EXTRAIT DU DOCUMENT:

.....

Mais sur quelle scène cette dénonciation a-t-elle lieu ? Il ne s’agit pas de la scène du débat intellectuel, quoique les arguments miment ceux du désaccord critique (idéologique, théorique) ; il ne s’agit pas exactement de la scène publique, car le langage est celui de la conversation entre intimes et multiplie les signes de connivences (« facepalm », « merde », gif tiré des séries américaines, etc.) ; mais il ne s’agit pas non plus d’une scène privée car, outre l’adresse plus particulière à certains destinataires, outre le millier d’abonnés à ces trois pages Twitter, l’ensemble de ces messages est public : tout le monde peut les lire, et par exemple les étudiants et le personnel enseignant de Paris 3, Marlène Schiappa et Frédérique Vidal, C. C. Baxter ou Mme B.[9]. On dira peut-être qu’il s’agit d’Internet, où toutes les scènes se confondent : mais ce serait alors refuser de distinguer parmi les pratiques du Web et des réseaux sociaux et, surtout, de reconnaitre ce que l’usage spécifique de Lola Sinoimeri, Jeanne Ravaute et Anne Grand d’Esnon doit à ces dispositifs de stigmatisation publique qui, tout au long de l’Histoire, ont mobilisé la foule pour exécuter leurs jugements, les smileys et les gifs animés en moins, il est vrai.

Il me faut ici immédiatement préciser une chose : la relocalisation du désaccord sur la scène de la foule anonyme du Web n’est en aucun cas, pour Lola Sinoimeri, Jeanne Ravaute et Anne Grand d’Esnon, une manière de contourner une hypothétique censure de l’institution universitaire (et de Transitions) qui aurait refusé de faire droit à leurs arguments. La situation n’est pas celle des sans-voix saisissant en dernier recours le Web et ses pouvoirs équivoques pour se faire entendre. Anne Grand d’Esnon a participé à un colloque international organisé en décembre de l’année dernière par Transitions. Nous avons fait ici-même une large place à leurs textes et à leurs arguments. De plus, comme le signale Anne Grand d’Esnon elle-même, au cours d’un échange sur Twitter avec @femmesdelettres, un projet de livre donnant accès au débat autour du poème de Chénier a été lancé cette année, mais les auteurs de « Voir le viol » ont refusé d’y participer[10]. Enfin, Lola Sinoimeri et Anne Grand d’Esnon sont l’une et l’autre élèves de l’École Normale Supérieure, elles sont l’une et l’autre doctorantes contractuelles : l’institution universitaire soutient donc matériellement leurs recherches. Anne Grand d’Esnon a même co-organisé un colloque à Paris 3 cette année intitulé « Désir, consentement et violences sexuelles dans la littérature du XIXe siècle » dont on peut faire l’hypothèse que les débats n’avaient pas lieu à coup de tweets. En aucun cas donc, la situation est celle d’une minorité bâillonnée qui n’aurait que Twitter pour se défendre. Il s’agit tout simplement d’un procédé délibéré de refus du débat intellectuel au sein duquel l’échange suit un nombre de règles, parfois lentes mais nécessaires à l’argumentation, et cela au profit d’une autre scène qui confond toutes les scènes, les annule et les transforme en instrument d’intimidation sans répartie possible qui ne soit de la même matière simpliste et communautaire : Twitter. Sur cette scène, Lola Sinoimeri, Jeanne Ravaute et Anne Grand d’Esnon n’argumentent plus contre Marc Hersant, elles mobilisent les complices et les anonymes ; et ces derniers, elles ne consacrent que quelques caractères à les informer des enjeux du problème et de ses possibles complexités.

.....

D'après l'extrait du document, quel est l'intitulé du colloque qu'Anne Grand d'Esnon a co-organisé à Paris 3 ?

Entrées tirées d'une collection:
.....

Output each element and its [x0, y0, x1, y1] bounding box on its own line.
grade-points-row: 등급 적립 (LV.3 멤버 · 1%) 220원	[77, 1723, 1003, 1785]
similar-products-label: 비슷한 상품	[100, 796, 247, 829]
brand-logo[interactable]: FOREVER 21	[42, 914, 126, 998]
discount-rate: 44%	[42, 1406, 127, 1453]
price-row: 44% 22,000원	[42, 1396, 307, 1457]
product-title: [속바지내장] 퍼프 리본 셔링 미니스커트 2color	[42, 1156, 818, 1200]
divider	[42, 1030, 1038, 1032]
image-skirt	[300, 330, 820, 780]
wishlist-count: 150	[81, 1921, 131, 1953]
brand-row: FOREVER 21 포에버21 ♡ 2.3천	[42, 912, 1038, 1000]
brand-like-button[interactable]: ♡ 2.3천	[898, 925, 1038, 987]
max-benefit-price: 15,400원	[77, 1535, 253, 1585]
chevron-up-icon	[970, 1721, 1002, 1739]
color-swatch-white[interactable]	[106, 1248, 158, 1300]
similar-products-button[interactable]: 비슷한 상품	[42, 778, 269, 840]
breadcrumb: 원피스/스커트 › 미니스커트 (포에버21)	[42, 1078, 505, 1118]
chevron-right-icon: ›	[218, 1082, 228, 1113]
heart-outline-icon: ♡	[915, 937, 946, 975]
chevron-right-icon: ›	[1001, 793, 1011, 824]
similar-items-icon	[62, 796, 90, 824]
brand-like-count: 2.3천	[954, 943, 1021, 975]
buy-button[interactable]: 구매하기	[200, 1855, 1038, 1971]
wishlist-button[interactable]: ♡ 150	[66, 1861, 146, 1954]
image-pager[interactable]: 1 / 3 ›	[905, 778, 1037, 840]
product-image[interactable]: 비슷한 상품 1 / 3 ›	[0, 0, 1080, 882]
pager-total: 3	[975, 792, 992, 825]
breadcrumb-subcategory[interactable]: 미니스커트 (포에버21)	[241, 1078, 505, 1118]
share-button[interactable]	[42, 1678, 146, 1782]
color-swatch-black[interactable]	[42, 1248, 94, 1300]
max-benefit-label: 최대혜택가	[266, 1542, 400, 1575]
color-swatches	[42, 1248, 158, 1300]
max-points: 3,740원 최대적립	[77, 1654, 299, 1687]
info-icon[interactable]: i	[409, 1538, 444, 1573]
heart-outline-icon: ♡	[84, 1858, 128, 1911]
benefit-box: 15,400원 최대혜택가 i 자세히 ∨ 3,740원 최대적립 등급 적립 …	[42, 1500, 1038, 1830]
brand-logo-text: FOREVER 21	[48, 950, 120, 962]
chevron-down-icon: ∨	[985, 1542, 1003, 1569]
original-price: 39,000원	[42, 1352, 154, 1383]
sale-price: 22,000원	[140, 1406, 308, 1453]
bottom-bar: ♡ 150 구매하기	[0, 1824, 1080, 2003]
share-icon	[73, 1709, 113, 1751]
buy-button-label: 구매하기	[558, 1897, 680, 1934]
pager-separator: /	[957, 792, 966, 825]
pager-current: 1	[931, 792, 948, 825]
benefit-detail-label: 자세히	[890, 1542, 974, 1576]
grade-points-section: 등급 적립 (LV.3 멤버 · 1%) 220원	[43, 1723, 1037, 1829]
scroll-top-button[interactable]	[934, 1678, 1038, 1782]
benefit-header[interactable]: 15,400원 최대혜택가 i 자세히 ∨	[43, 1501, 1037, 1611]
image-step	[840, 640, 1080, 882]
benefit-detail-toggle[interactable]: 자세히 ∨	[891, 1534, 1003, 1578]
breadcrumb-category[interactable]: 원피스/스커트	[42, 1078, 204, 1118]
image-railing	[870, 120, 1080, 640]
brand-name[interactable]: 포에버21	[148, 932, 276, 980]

.....

SOLUTION DÉTAILLÉE:
« Désir, consentement et violences sexuelles dans la littérature du XIXe siècle »